Work to do »
Read the records and gather each line that includes "xlabel".

>> Start Dataset content

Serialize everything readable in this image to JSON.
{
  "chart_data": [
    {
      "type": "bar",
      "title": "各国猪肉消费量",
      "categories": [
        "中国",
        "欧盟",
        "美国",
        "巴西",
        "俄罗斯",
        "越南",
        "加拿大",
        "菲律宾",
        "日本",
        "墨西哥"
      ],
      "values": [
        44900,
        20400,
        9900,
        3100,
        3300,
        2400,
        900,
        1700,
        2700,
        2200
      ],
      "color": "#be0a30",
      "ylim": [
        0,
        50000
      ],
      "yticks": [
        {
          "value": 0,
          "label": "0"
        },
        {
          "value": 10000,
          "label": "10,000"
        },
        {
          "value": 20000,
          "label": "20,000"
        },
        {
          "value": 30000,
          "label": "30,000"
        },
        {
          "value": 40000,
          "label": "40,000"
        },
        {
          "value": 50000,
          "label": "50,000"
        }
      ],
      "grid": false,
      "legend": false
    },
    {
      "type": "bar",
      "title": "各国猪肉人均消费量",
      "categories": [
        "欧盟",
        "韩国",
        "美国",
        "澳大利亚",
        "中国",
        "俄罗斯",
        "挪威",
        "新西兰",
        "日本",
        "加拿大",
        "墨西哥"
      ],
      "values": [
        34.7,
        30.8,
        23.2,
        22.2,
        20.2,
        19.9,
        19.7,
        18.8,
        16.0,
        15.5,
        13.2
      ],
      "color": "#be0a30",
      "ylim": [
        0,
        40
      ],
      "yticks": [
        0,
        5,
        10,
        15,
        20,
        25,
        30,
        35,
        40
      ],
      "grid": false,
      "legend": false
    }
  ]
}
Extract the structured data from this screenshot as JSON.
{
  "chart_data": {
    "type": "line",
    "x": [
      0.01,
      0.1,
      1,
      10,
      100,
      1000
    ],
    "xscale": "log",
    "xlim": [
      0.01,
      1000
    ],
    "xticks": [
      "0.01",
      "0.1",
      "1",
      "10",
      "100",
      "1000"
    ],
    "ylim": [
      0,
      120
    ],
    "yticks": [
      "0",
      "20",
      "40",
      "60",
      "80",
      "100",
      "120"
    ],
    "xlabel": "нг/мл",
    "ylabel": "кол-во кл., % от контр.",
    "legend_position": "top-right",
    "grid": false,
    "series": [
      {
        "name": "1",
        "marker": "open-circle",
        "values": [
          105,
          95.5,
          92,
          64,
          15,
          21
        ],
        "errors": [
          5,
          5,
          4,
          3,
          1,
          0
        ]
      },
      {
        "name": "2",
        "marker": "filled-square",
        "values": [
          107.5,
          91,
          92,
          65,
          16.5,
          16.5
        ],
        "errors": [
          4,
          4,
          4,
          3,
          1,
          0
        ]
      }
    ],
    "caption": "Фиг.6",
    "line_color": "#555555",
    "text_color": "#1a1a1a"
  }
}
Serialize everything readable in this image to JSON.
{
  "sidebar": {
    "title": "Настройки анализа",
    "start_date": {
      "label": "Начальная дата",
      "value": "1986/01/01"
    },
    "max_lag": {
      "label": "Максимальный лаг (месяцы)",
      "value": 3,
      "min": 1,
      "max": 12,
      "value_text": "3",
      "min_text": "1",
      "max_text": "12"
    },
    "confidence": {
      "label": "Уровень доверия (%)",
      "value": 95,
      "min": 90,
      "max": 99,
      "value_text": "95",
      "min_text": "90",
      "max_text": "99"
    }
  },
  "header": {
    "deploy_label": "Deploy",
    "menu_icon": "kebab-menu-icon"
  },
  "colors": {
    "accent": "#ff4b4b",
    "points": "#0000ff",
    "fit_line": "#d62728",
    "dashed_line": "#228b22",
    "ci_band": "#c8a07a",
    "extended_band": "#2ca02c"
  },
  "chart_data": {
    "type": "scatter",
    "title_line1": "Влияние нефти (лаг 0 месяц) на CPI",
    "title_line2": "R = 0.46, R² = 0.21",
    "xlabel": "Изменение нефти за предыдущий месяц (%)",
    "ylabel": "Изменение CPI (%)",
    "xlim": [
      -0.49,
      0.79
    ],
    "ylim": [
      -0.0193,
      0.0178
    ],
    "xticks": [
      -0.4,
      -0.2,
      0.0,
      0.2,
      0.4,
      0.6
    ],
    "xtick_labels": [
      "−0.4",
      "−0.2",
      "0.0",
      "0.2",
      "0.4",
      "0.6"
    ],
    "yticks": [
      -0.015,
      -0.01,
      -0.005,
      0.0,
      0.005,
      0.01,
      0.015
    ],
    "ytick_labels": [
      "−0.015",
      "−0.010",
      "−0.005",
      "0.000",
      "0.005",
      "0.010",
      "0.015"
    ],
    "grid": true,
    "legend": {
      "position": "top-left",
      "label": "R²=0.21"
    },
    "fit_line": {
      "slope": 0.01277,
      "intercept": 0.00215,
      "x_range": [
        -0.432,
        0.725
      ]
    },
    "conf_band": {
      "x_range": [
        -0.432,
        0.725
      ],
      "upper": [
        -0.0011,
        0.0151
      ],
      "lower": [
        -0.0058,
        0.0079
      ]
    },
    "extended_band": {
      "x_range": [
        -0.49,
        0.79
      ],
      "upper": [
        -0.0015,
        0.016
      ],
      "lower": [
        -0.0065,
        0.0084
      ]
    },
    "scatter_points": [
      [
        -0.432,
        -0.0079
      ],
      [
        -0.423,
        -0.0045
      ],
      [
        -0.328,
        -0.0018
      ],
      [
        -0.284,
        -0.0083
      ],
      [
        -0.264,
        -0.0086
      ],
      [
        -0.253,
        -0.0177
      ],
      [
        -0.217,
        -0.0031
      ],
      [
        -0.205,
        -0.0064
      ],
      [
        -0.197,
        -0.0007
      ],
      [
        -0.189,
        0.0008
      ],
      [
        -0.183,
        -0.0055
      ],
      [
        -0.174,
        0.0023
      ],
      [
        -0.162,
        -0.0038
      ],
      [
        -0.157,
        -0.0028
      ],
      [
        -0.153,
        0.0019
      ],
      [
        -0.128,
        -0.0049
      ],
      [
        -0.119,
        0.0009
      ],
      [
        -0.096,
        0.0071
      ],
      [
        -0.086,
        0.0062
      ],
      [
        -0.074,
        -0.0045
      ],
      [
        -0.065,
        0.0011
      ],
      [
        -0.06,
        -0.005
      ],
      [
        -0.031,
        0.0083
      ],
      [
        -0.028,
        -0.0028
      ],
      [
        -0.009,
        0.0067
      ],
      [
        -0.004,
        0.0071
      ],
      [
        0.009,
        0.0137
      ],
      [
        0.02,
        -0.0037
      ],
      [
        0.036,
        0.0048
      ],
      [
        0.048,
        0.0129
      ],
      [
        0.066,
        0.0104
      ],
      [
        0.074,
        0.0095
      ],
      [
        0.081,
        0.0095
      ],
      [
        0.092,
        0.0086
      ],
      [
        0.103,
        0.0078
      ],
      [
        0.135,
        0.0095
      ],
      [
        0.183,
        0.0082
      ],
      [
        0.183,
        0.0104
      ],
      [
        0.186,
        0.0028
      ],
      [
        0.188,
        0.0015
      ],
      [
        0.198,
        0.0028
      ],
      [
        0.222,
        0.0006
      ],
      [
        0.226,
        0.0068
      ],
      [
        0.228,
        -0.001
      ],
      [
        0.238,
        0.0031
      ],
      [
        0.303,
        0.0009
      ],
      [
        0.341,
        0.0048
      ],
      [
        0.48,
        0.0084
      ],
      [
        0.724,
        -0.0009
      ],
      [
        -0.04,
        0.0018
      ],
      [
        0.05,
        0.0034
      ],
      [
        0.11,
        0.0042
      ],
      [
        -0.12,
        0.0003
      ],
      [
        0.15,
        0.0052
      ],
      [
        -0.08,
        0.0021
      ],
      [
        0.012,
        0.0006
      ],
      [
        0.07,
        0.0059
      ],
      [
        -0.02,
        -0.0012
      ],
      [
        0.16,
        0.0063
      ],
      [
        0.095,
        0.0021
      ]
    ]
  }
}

>> End Dataset content

The completed task »
    "xlabel": "нг/мл",
    "xlabel": "Изменение нефти за предыдущий месяц (%)",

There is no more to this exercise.